Short problem:
Repeat every record below exactly as written.

******************************

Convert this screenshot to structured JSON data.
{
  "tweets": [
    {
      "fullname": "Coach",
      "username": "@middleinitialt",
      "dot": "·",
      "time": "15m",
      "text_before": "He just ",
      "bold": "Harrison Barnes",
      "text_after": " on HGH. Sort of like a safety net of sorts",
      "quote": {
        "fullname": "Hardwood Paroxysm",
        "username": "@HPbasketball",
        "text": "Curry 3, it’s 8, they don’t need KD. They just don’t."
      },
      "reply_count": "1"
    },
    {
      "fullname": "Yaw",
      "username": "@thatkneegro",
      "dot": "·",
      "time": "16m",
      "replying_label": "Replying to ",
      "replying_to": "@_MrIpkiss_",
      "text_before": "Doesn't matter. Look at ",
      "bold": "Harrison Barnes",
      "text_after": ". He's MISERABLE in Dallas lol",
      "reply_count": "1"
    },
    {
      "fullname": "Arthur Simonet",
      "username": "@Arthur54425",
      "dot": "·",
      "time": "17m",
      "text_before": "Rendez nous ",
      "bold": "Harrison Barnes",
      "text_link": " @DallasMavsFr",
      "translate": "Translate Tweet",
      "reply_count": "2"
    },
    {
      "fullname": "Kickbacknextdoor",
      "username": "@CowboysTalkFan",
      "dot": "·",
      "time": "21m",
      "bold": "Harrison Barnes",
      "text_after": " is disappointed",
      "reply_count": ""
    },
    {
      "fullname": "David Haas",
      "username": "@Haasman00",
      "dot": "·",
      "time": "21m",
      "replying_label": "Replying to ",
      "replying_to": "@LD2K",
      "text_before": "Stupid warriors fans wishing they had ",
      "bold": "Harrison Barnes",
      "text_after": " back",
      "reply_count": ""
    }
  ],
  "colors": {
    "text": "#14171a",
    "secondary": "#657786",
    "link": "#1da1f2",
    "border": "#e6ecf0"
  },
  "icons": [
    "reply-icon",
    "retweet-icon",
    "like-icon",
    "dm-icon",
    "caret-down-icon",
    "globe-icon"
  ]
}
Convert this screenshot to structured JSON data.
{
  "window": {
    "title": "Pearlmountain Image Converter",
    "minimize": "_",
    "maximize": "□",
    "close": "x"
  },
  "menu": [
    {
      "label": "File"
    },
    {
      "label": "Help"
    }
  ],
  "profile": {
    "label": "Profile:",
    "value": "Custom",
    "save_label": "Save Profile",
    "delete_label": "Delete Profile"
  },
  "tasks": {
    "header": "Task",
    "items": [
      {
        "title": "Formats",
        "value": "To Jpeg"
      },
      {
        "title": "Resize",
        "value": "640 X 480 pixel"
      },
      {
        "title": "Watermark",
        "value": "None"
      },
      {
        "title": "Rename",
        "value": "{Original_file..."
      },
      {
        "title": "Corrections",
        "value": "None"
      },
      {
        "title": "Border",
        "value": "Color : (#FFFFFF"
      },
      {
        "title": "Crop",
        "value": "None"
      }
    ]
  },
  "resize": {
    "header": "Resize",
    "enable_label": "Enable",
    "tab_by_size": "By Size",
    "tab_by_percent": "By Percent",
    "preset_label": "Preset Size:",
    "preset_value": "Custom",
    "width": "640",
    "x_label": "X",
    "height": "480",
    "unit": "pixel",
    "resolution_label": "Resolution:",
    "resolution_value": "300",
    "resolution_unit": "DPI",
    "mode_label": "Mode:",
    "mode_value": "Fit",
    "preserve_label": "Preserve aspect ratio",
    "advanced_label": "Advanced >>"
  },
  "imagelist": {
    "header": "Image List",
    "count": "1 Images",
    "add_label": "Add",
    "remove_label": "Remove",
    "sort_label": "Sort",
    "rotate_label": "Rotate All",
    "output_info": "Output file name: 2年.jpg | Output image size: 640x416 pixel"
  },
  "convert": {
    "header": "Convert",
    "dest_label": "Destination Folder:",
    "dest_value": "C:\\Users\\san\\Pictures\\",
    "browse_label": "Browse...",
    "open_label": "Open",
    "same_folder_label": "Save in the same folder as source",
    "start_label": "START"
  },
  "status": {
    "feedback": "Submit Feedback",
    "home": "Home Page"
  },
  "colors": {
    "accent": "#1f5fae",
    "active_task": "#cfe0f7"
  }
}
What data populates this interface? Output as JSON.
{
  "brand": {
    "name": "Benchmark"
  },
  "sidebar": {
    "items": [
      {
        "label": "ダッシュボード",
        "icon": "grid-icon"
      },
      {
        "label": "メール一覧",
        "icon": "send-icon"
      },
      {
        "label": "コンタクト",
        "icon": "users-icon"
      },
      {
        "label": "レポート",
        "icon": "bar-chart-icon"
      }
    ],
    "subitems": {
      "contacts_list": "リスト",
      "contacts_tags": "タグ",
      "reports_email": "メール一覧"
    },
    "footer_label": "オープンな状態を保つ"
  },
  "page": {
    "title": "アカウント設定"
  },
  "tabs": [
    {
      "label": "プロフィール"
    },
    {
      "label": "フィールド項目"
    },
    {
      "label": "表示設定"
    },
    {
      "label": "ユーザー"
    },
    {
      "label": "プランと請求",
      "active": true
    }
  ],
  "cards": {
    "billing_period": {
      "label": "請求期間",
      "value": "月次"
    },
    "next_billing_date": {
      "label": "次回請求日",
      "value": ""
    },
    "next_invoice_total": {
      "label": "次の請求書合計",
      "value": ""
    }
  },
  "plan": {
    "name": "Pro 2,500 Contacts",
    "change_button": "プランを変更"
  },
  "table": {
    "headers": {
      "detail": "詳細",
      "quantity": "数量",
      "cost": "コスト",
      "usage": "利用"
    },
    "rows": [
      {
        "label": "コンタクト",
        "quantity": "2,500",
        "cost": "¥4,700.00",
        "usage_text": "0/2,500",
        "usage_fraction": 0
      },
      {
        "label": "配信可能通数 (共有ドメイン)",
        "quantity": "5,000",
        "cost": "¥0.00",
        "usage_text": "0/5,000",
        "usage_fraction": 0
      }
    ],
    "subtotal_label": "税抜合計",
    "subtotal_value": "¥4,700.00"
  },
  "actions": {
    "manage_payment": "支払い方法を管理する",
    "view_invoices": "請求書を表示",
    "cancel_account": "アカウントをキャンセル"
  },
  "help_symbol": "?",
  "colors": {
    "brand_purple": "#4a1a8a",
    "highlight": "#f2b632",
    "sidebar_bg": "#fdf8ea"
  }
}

******************************

Correct response:
Convert this screenshot to structured JSON data.
{
  "tweets": [
    {
      "fullname": "Coach",
      "username": "@middleinitialt",
      "dot": "·",
      "time": "15m",
      "text_before": "He just ",
      "bold": "Harrison Barnes",
      "text_after": " on HGH. Sort of like a safety net of sorts",
      "quote": {
        "fullname": "Hardwood Paroxysm",
        "username": "@HPbasketball",
        "text": "Curry 3, it’s 8, they don’t need KD. They just don’t."
      },
      "reply_count": "1"
    },
    {
      "fullname": "Yaw",
      "username": "@thatkneegro",
      "dot": "·",
      "time": "16m",
      "replying_label": "Replying to ",
      "replying_to": "@_MrIpkiss_",
      "text_before": "Doesn't matter. Look at ",
      "bold": "Harrison Barnes",
      "text_after": ". He's MISERABLE in Dallas lol",
      "reply_count": "1"
    },
    {
      "fullname": "Arthur Simonet",
      "username": "@Arthur54425",
      "dot": "·",
      "time": "17m",
      "text_before": "Rendez nous ",
      "bold": "Harrison Barnes",
      "text_link": " @DallasMavsFr",
      "translate": "Translate Tweet",
      "reply_count": "2"
    },
    {
      "fullname": "Kickbacknextdoor",
      "username": "@CowboysTalkFan",
      "dot": "·",
      "time": "21m",
      "bold": "Harrison Barnes",
      "text_after": " is disappointed",
      "reply_count": ""
    },
    {
      "fullname": "David Haas",
      "username": "@Haasman00",
      "dot": "·",
      "time": "21m",
      "replying_label": "Replying to ",
      "replying_to": "@LD2K",
      "text_before": "Stupid warriors fans wishing they had ",
      "bold": "Harrison Barnes",
      "text_after": " back",
      "reply_count": ""
    }
  ],
  "colors": {
    "text": "#14171a",
    "secondary": "#657786",
    "link": "#1da1f2",
    "border": "#e6ecf0"
  },
  "icons": [
    "reply-icon",
    "retweet-icon",
    "like-icon",
    "dm-icon",
    "caret-down-icon",
    "globe-icon"
  ]
}
Convert this screenshot to structured JSON data.
{
  "window": {
    "title": "Pearlmountain Image Converter",
    "minimize": "_",
    "maximize": "□",
    "close": "x"
  },
  "menu": [
    {
      "label": "File"
    },
    {
      "label": "Help"
    }
  ],
  "profile": {
    "label": "Profile:",
    "value": "Custom",
    "save_label": "Save Profile",
    "delete_label": "Delete Profile"
  },
  "tasks": {
    "header": "Task",
    "items": [
      {
        "title": "Formats",
        "value": "To Jpeg"
      },
      {
        "title": "Resize",
        "value": "640 X 480 pixel"
      },
      {
        "title": "Watermark",
        "value": "None"
      },
      {
        "title": "Rename",
        "value": "{Original_file..."
      },
      {
        "title": "Corrections",
        "value": "None"
      },
      {
        "title": "Border",
        "value": "Color : (#FFFFFF"
      },
      {
        "title": "Crop",
        "value": "None"
      }
    ]
  },
  "resize": {
    "header": "Resize",
    "enable_label": "Enable",
    "tab_by_size": "By Size",
    "tab_by_percent": "By Percent",
    "preset_label": "Preset Size:",
    "preset_value": "Custom",
    "width": "640",
    "x_label": "X",
    "height": "480",
    "unit": "pixel",
    "resolution_label": "Resolution:",
    "resolution_value": "300",
    "resolution_unit": "DPI",
    "mode_label": "Mode:",
    "mode_value": "Fit",
    "preserve_label": "Preserve aspect ratio",
    "advanced_label": "Advanced >>"
  },
  "imagelist": {
    "header": "Image List",
    "count": "1 Images",
    "add_label": "Add",
    "remove_label": "Remove",
    "sort_label": "Sort",
    "rotate_label": "Rotate All",
    "output_info": "Output file name: 2年.jpg | Output image size: 640x416 pixel"
  },
  "convert": {
    "header": "Convert",
    "dest_label": "Destination Folder:",
    "dest_value": "C:\\Users\\san\\Pictures\\",
    "browse_label": "Browse...",
    "open_label": "Open",
    "same_folder_label": "Save in the same folder as source",
    "start_label": "START"
  },
  "status": {
    "feedback": "Submit Feedback",
    "home": "Home Page"
  },
  "colors": {
    "accent": "#1f5fae",
    "active_task": "#cfe0f7"
  }
}
What data populates this interface? Output as JSON.
{
  "brand": {
    "name": "Benchmark"
  },
  "sidebar": {
    "items": [
      {
        "label": "ダッシュボード",
        "icon": "grid-icon"
      },
      {
        "label": "メール一覧",
        "icon": "send-icon"
      },
      {
        "label": "コンタクト",
        "icon": "users-icon"
      },
      {
        "label": "レポート",
        "icon": "bar-chart-icon"
      }
    ],
    "subitems": {
      "contacts_list": "リスト",
      "contacts_tags": "タグ",
      "reports_email": "メール一覧"
    },
    "footer_label": "オープンな状態を保つ"
  },
  "page": {
    "title": "アカウント設定"
  },
  "tabs": [
    {
      "label": "プロフィール"
    },
    {
      "label": "フィールド項目"
    },
    {
      "label": "表示設定"
    },
    {
      "label": "ユーザー"
    },
    {
      "label": "プランと請求",
      "active": true
    }
  ],
  "cards": {
    "billing_period": {
      "label": "請求期間",
      "value": "月次"
    },
    "next_billing_date": {
      "label": "次回請求日",
      "value": ""
    },
    "next_invoice_total": {
      "label": "次の請求書合計",
      "value": ""
    }
  },
  "plan": {
    "name": "Pro 2,500 Contacts",
    "change_button": "プランを変更"
  },
  "table": {
    "headers": {
      "detail": "詳細",
      "quantity": "数量",
      "cost": "コスト",
      "usage": "利用"
    },
    "rows": [
      {
        "label": "コンタクト",
        "quantity": "2,500",
        "cost": "¥4,700.00",
        "usage_text": "0/2,500",
        "usage_fraction": 0
      },
      {
        "label": "配信可能通数 (共有ドメイン)",
        "quantity": "5,000",
        "cost": "¥0.00",
        "usage_text": "0/5,000",
        "usage_fraction": 0
      }
    ],
    "subtotal_label": "税抜合計",
    "subtotal_value": "¥4,700.00"
  },
  "actions": {
    "manage_payment": "支払い方法を管理する",
    "view_invoices": "請求書を表示",
    "cancel_account": "アカウントをキャンセル"
  },
  "help_symbol": "?",
  "colors": {
    "brand_purple": "#4a1a8a",
    "highlight": "#f2b632",
    "sidebar_bg": "#fdf8ea"
  }
}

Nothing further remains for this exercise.